How many lines in the listing below contain the string "panel"? Case counts, and give only the number.
─── Dataset records
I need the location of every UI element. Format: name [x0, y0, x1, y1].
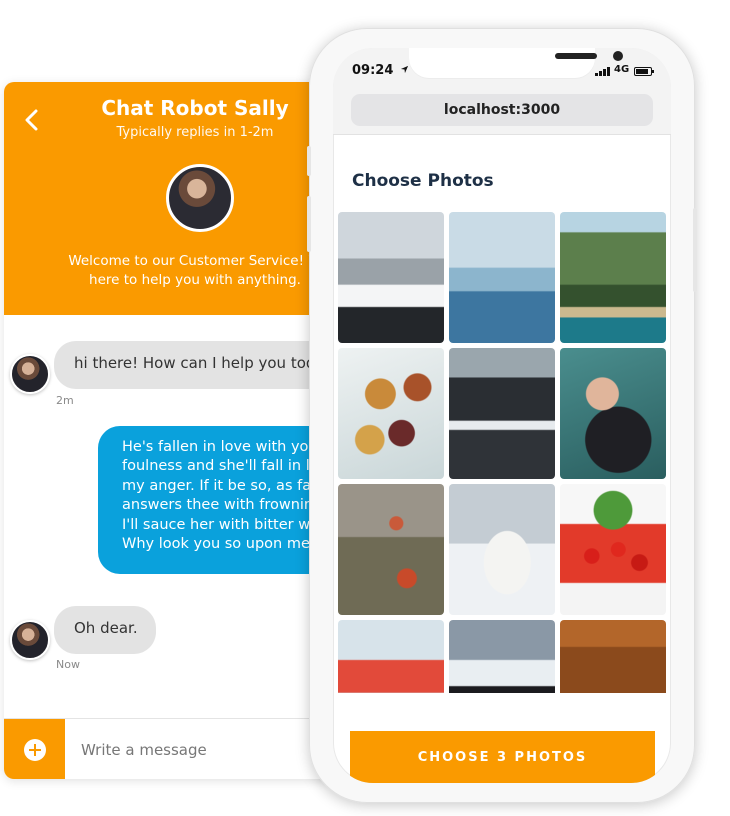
status-bar: 09:24 4G	[333, 48, 671, 94]
photo-green-mountain-coast[interactable]	[560, 212, 666, 343]
user-message: He's fallen in love with you foulness an…	[98, 426, 334, 574]
url-bar[interactable]: localhost:3000	[351, 94, 653, 126]
plus-icon	[23, 738, 46, 761]
welcome-text: Welcome to our Customer Service! W here …	[68, 253, 321, 288]
photo-white-sports-car[interactable]	[338, 212, 444, 343]
browser-bar: localhost:3000	[333, 94, 671, 135]
phone-frame: 09:24 4G localhost:3000 Choose Photos CH…	[307, 28, 697, 803]
photo-woman-with-sunglasses[interactable]	[560, 348, 666, 479]
photo-pastries-and-figs[interactable]	[338, 348, 444, 479]
power-button	[693, 208, 697, 292]
bot-avatar	[10, 620, 50, 660]
status-time: 09:24	[352, 63, 409, 78]
photo-wooden-door[interactable]	[560, 620, 666, 693]
agent-avatar	[166, 164, 234, 232]
choose-photos-button[interactable]: CHOOSE 3 PHOTOS	[350, 731, 655, 783]
mute-switch	[307, 146, 311, 176]
message-input[interactable]	[65, 719, 334, 779]
bot-message: Oh dear.	[54, 606, 156, 654]
page-title: Choose Photos	[352, 171, 494, 191]
photo-black-sand-beach[interactable]	[449, 348, 555, 479]
chat-subtitle: Typically replies in 1-2m	[116, 125, 274, 140]
bot-avatar	[10, 354, 50, 394]
add-attachment-button[interactable]	[4, 719, 65, 779]
message-timestamp: 2m	[56, 394, 74, 407]
photo-man-on-boat[interactable]	[449, 212, 555, 343]
bot-message: hi there! How can I help you toda	[54, 341, 334, 389]
notch	[409, 48, 623, 78]
chat-header: Chat Robot Sally Typically replies in 1-…	[4, 82, 334, 315]
photo-grid	[338, 212, 666, 693]
message-timestamp: Now	[56, 658, 80, 671]
chat-widget: Chat Robot Sally Typically replies in 1-…	[4, 82, 334, 779]
photo-red-flowers[interactable]	[338, 484, 444, 615]
photo-penguins[interactable]	[449, 620, 555, 693]
signal-icon	[595, 67, 610, 76]
front-camera	[613, 51, 623, 61]
phone-screen: 09:24 4G localhost:3000 Choose Photos CH…	[333, 48, 671, 783]
photo-red-bicycle[interactable]	[338, 620, 444, 693]
network-type: 4G	[614, 64, 630, 75]
battery-icon	[634, 67, 654, 76]
volume-up-button	[307, 196, 311, 252]
photo-snowy-owl[interactable]	[449, 484, 555, 615]
message-composer	[4, 718, 334, 779]
speaker	[555, 53, 597, 59]
photo-red-currants[interactable]	[560, 484, 666, 615]
location-arrow-icon	[400, 65, 409, 74]
status-time-text: 09:24	[352, 63, 394, 78]
chat-title: Chat Robot Sally	[101, 96, 289, 120]
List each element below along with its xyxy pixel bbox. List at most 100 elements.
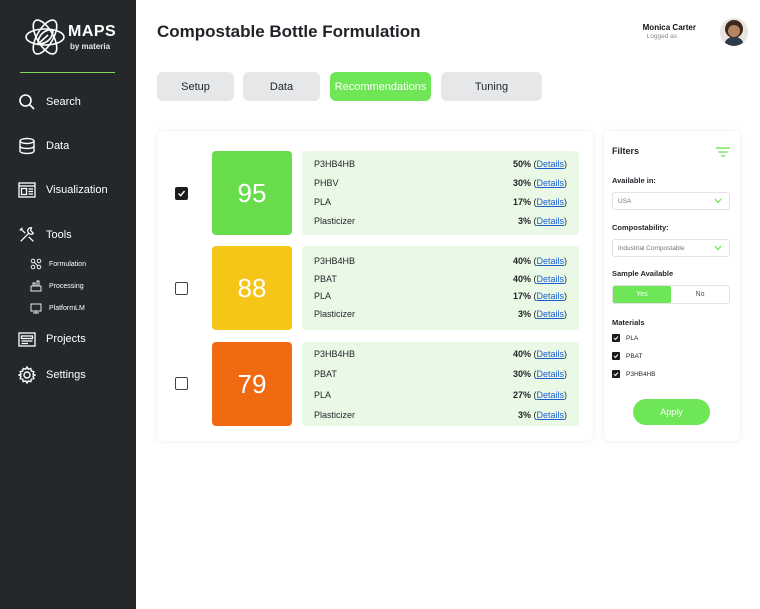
atom-leaf-logo-icon: [25, 19, 65, 55]
checkbox[interactable]: [612, 370, 620, 378]
details-link[interactable]: Details: [536, 197, 564, 207]
avatar[interactable]: [720, 18, 748, 46]
material-filter-item[interactable]: PLA: [612, 334, 638, 342]
details-link[interactable]: Details: [536, 159, 564, 169]
checkmark-icon: [613, 354, 619, 359]
material-name: PHBV: [314, 178, 339, 188]
material-name: P3HB4HB: [314, 349, 356, 359]
brand-logo[interactable]: MAPS by materia: [22, 14, 122, 60]
material-name: PLA: [314, 291, 332, 301]
gear-icon: [18, 366, 36, 384]
processing-icon: [30, 280, 42, 292]
material-percent: 40% (Details): [512, 256, 567, 266]
material-name: PBAT: [314, 369, 337, 379]
formulation-icon: [30, 258, 42, 270]
material-name: PLA: [314, 197, 332, 207]
sidebar-subitem-platformlm[interactable]: PlatformLM: [30, 302, 85, 314]
material-percent: 30% (Details): [512, 369, 567, 379]
material-percent-value: 3%: [517, 309, 531, 319]
recommendations-panel: 95 P3HB4HB 50% (Details) PHBV 30% (Detai…: [157, 131, 593, 441]
sample-available-label: Sample Available: [612, 269, 674, 278]
material-filter-label: PBAT: [626, 352, 643, 360]
tab-data[interactable]: Data: [243, 72, 320, 101]
checkbox[interactable]: [612, 352, 620, 360]
material-filter-item[interactable]: P3HB4HB: [612, 370, 656, 378]
sidebar: MAPS by materia Search Data Visualizatio…: [0, 0, 136, 609]
sidebar-item-label: Settings: [46, 369, 86, 381]
sidebar-subitem-formulation[interactable]: Formulation: [30, 258, 86, 270]
sidebar-item-settings[interactable]: Settings: [18, 366, 86, 384]
row-checkbox[interactable]: [175, 187, 188, 200]
sidebar-item-data[interactable]: Data: [18, 137, 69, 155]
sidebar-item-label: Search: [46, 96, 81, 108]
material-percent-value: 40%: [512, 349, 531, 359]
material-name: Plasticizer: [314, 410, 356, 420]
checkmark-icon: [613, 372, 619, 377]
filters-title: Filters: [612, 146, 640, 156]
sidebar-item-label: Projects: [46, 333, 86, 345]
material-filter-item[interactable]: PBAT: [612, 352, 643, 360]
available-label: Available in:: [612, 176, 656, 185]
row-checkbox[interactable]: [175, 377, 188, 390]
sample-no-button[interactable]: No: [671, 286, 729, 303]
compostability-select[interactable]: Industrial Compostable: [612, 239, 730, 257]
filter-icon[interactable]: [716, 146, 730, 158]
formulation-materials: P3HB4HB 40% (Details) PBAT 30% (Details)…: [302, 342, 579, 426]
user-status: Logged as: [646, 33, 677, 40]
sidebar-item-label: Visualization: [46, 184, 108, 196]
apply-button[interactable]: Apply: [633, 399, 710, 425]
material-percent: 3% (Details): [517, 410, 567, 420]
score-badge: 88: [212, 246, 292, 330]
sidebar-item-visualization[interactable]: Visualization: [18, 181, 108, 199]
page-title: Compostable Bottle Formulation: [157, 22, 421, 41]
chevron-down-icon: [714, 198, 722, 204]
available-value: USA: [618, 197, 632, 205]
material-percent-value: 17%: [512, 197, 531, 207]
details-link[interactable]: Details: [536, 309, 564, 319]
material-percent-value: 40%: [512, 256, 531, 266]
filters-panel: Filters Available in: USA Compostability…: [604, 131, 740, 441]
material-percent-value: 50%: [512, 159, 531, 169]
material-filter-label: P3HB4HB: [626, 370, 656, 378]
details-link[interactable]: Details: [536, 256, 564, 266]
details-link[interactable]: Details: [536, 410, 564, 420]
details-link[interactable]: Details: [536, 178, 564, 188]
sidebar-divider: [20, 72, 115, 73]
details-link[interactable]: Details: [536, 349, 564, 359]
sidebar-item-search[interactable]: Search: [18, 93, 81, 111]
details-link[interactable]: Details: [536, 369, 564, 379]
tab-setup[interactable]: Setup: [157, 72, 234, 101]
details-link[interactable]: Details: [536, 274, 564, 284]
details-link[interactable]: Details: [536, 390, 564, 400]
score-badge: 95: [212, 151, 292, 235]
brand-subtitle: by materia: [70, 42, 111, 51]
sidebar-subitem-processing[interactable]: Processing: [30, 280, 84, 292]
material-percent: 3% (Details): [517, 309, 567, 319]
details-link[interactable]: Details: [536, 216, 564, 226]
material-percent: 17% (Details): [512, 197, 567, 207]
sidebar-subitem-label: PlatformLM: [49, 304, 85, 312]
database-icon: [18, 137, 36, 155]
material-percent-value: 30%: [512, 369, 531, 379]
available-select[interactable]: USA: [612, 192, 730, 210]
material-name: P3HB4HB: [314, 159, 356, 169]
material-name: Plasticizer: [314, 216, 356, 226]
user-profile[interactable]: Monica Carter Logged as: [628, 18, 748, 48]
compostability-label: Compostability:: [612, 223, 669, 232]
details-link[interactable]: Details: [536, 291, 564, 301]
sidebar-item-projects[interactable]: Projects: [18, 330, 86, 348]
sidebar-item-tools[interactable]: Tools: [18, 226, 72, 244]
user-name: Monica Carter: [642, 23, 696, 32]
material-percent-value: 3%: [517, 410, 531, 420]
checkmark-icon: [178, 190, 186, 197]
tab-tuning[interactable]: Tuning: [441, 72, 542, 101]
sample-yes-button[interactable]: Yes: [613, 286, 671, 303]
checkbox[interactable]: [612, 334, 620, 342]
tab-recommendations[interactable]: Recommendations: [330, 72, 431, 101]
sidebar-item-label: Data: [46, 140, 70, 152]
formulation-materials: P3HB4HB 40% (Details) PBAT 40% (Details)…: [302, 246, 579, 330]
row-checkbox[interactable]: [175, 282, 188, 295]
material-percent: 27% (Details): [512, 390, 567, 400]
score-badge: 79: [212, 342, 292, 426]
material-filter-label: PLA: [626, 334, 639, 342]
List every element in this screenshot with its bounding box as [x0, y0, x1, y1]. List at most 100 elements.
──────
* [Task answer]: 2